WORK INSTRUCTIONS:
In this exercise, return the whole listing exactly, excluding any images.

EXTRACTED ENTRIES:
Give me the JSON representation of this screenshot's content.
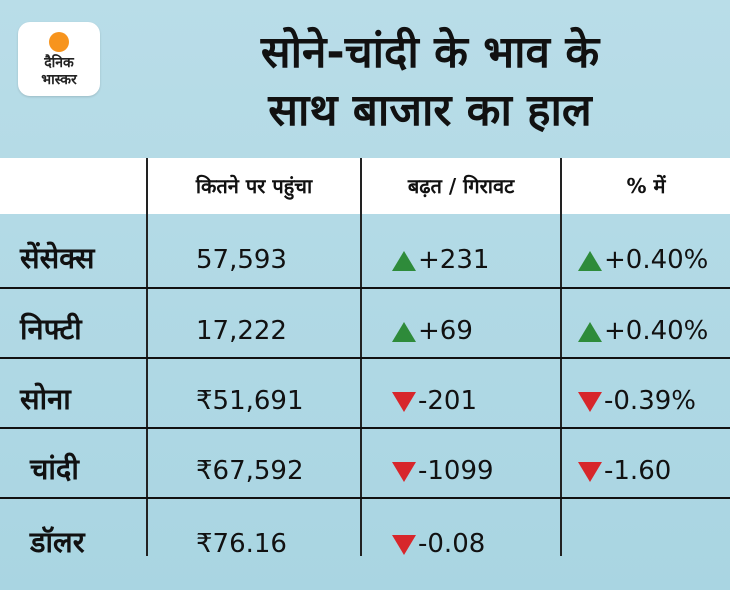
{
  "logo": {
    "line1": "दैनिक",
    "line2": "भास्कर"
  },
  "title": {
    "line1": "सोने-चांदी के भाव के",
    "line2": "साथ बाजार का हाल"
  },
  "headers": [
    "",
    "कितने पर पहुंचा",
    "बढ़त / गिरावट",
    "% में"
  ],
  "rows": [
    {
      "label": "सेंसेक्स",
      "value": "57,593",
      "change": "+231",
      "change_dir": "up",
      "pct": "+0.40%",
      "pct_dir": "up"
    },
    {
      "label": "निफ्टी",
      "value": "17,222",
      "change": "+69",
      "change_dir": "up",
      "pct": "+0.40%",
      "pct_dir": "up"
    },
    {
      "label": "सोना",
      "value": "₹51,691",
      "change": "-201",
      "change_dir": "down",
      "pct": "-0.39%",
      "pct_dir": "down"
    },
    {
      "label": "चांदी",
      "value": "₹67,592",
      "change": "-1099",
      "change_dir": "down",
      "pct": "-1.60",
      "pct_dir": "down"
    },
    {
      "label": "डॉलर",
      "value": "₹76.16",
      "change": "-0.08",
      "change_dir": "down",
      "pct": "",
      "pct_dir": ""
    }
  ],
  "colors": {
    "up": "#2e8b3a",
    "down": "#d7262b",
    "background": "#b9dde8"
  }
}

RESULT OF THE EXERCISE:
Give me the JSON representation of this screenshot's content.
{
  "logo": {
    "line1": "दैनिक",
    "line2": "भास्कर"
  },
  "title": {
    "line1": "सोने-चांदी के भाव के",
    "line2": "साथ बाजार का हाल"
  },
  "headers": [
    "",
    "कितने पर पहुंचा",
    "बढ़त / गिरावट",
    "% में"
  ],
  "rows": [
    {
      "label": "सेंसेक्स",
      "value": "57,593",
      "change": "+231",
      "change_dir": "up",
      "pct": "+0.40%",
      "pct_dir": "up"
    },
    {
      "label": "निफ्टी",
      "value": "17,222",
      "change": "+69",
      "change_dir": "up",
      "pct": "+0.40%",
      "pct_dir": "up"
    },
    {
      "label": "सोना",
      "value": "₹51,691",
      "change": "-201",
      "change_dir": "down",
      "pct": "-0.39%",
      "pct_dir": "down"
    },
    {
      "label": "चांदी",
      "value": "₹67,592",
      "change": "-1099",
      "change_dir": "down",
      "pct": "-1.60",
      "pct_dir": "down"
    },
    {
      "label": "डॉलर",
      "value": "₹76.16",
      "change": "-0.08",
      "change_dir": "down",
      "pct": "",
      "pct_dir": ""
    }
  ],
  "colors": {
    "up": "#2e8b3a",
    "down": "#d7262b",
    "background": "#b9dde8"
  }
}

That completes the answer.